Dataset extract:
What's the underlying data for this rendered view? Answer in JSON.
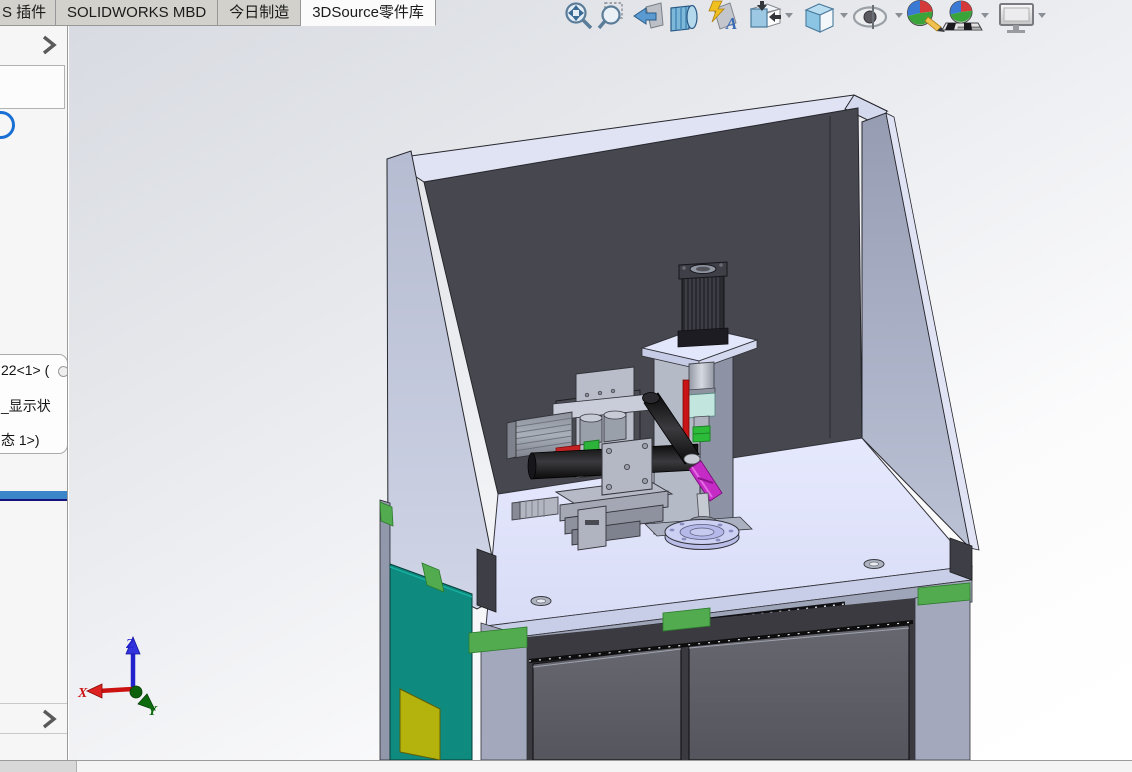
{
  "ribbon_tabs": [
    {
      "label": "S 插件",
      "state": "inactive",
      "partial": true
    },
    {
      "label": "SOLIDWORKS MBD",
      "state": "inactive"
    },
    {
      "label": "今日制造",
      "state": "inactive"
    },
    {
      "label": "3DSource零件库",
      "state": "active"
    }
  ],
  "heads_up_toolbar": {
    "icons": [
      {
        "name": "zoom-to-fit-icon",
        "has_dropdown": false
      },
      {
        "name": "zoom-to-area-icon",
        "has_dropdown": false
      },
      {
        "name": "previous-view-icon",
        "has_dropdown": false
      },
      {
        "name": "section-view-icon",
        "has_dropdown": false
      },
      {
        "name": "dynamic-annotation-views-icon",
        "has_dropdown": false
      },
      {
        "name": "view-orientation-icon",
        "has_dropdown": true
      },
      {
        "name": "display-style-icon",
        "has_dropdown": true
      },
      {
        "name": "hide-show-items-icon",
        "has_dropdown": true
      },
      {
        "name": "edit-appearance-icon",
        "has_dropdown": false
      },
      {
        "name": "apply-scene-icon",
        "has_dropdown": true
      },
      {
        "name": "view-settings-icon",
        "has_dropdown": true
      }
    ]
  },
  "feature_panel": {
    "tree_fragments": {
      "line1": "22<1> (",
      "line2": "_显示状",
      "line3": "态 1>)"
    },
    "selection_bar_color": "#3b86c9"
  },
  "viewport": {
    "axis_triad": {
      "x_label": "X",
      "y_label": "Y",
      "z_label": "Z",
      "x_color": "#cc1111",
      "y_color": "#0d6b0d",
      "z_color": "#2222cc"
    },
    "model_colors": {
      "enclosure_back_panel": "#47474f",
      "frame_gray": "#a3a8bc",
      "rim_lavender": "#dfe3f4",
      "tabletop": "#e2e6fc",
      "door_gray": "#5d5d65",
      "side_panel_teal": "#0e8a7f",
      "window_yellow": "#b4b30e",
      "accent_green": "#52ab4e",
      "actuator_magenta": "#c52cc5",
      "collar_green": "#2dbb3a",
      "sensor_red": "#c81414",
      "cylinder_cyan": "#c2e5de",
      "black_extrusion": "#2a2a31"
    }
  }
}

Work required:
Restate the whole listing above exactly, please, omitting every image.

Exercise solution:
What's the underlying data for this rendered view? Answer in JSON.
{
  "ribbon_tabs": [
    {
      "label": "S 插件",
      "state": "inactive",
      "partial": true
    },
    {
      "label": "SOLIDWORKS MBD",
      "state": "inactive"
    },
    {
      "label": "今日制造",
      "state": "inactive"
    },
    {
      "label": "3DSource零件库",
      "state": "active"
    }
  ],
  "heads_up_toolbar": {
    "icons": [
      {
        "name": "zoom-to-fit-icon",
        "has_dropdown": false
      },
      {
        "name": "zoom-to-area-icon",
        "has_dropdown": false
      },
      {
        "name": "previous-view-icon",
        "has_dropdown": false
      },
      {
        "name": "section-view-icon",
        "has_dropdown": false
      },
      {
        "name": "dynamic-annotation-views-icon",
        "has_dropdown": false
      },
      {
        "name": "view-orientation-icon",
        "has_dropdown": true
      },
      {
        "name": "display-style-icon",
        "has_dropdown": true
      },
      {
        "name": "hide-show-items-icon",
        "has_dropdown": true
      },
      {
        "name": "edit-appearance-icon",
        "has_dropdown": false
      },
      {
        "name": "apply-scene-icon",
        "has_dropdown": true
      },
      {
        "name": "view-settings-icon",
        "has_dropdown": true
      }
    ]
  },
  "feature_panel": {
    "tree_fragments": {
      "line1": "22<1> (",
      "line2": "_显示状",
      "line3": "态 1>)"
    },
    "selection_bar_color": "#3b86c9"
  },
  "viewport": {
    "axis_triad": {
      "x_label": "X",
      "y_label": "Y",
      "z_label": "Z",
      "x_color": "#cc1111",
      "y_color": "#0d6b0d",
      "z_color": "#2222cc"
    },
    "model_colors": {
      "enclosure_back_panel": "#47474f",
      "frame_gray": "#a3a8bc",
      "rim_lavender": "#dfe3f4",
      "tabletop": "#e2e6fc",
      "door_gray": "#5d5d65",
      "side_panel_teal": "#0e8a7f",
      "window_yellow": "#b4b30e",
      "accent_green": "#52ab4e",
      "actuator_magenta": "#c52cc5",
      "collar_green": "#2dbb3a",
      "sensor_red": "#c81414",
      "cylinder_cyan": "#c2e5de",
      "black_extrusion": "#2a2a31"
    }
  }
}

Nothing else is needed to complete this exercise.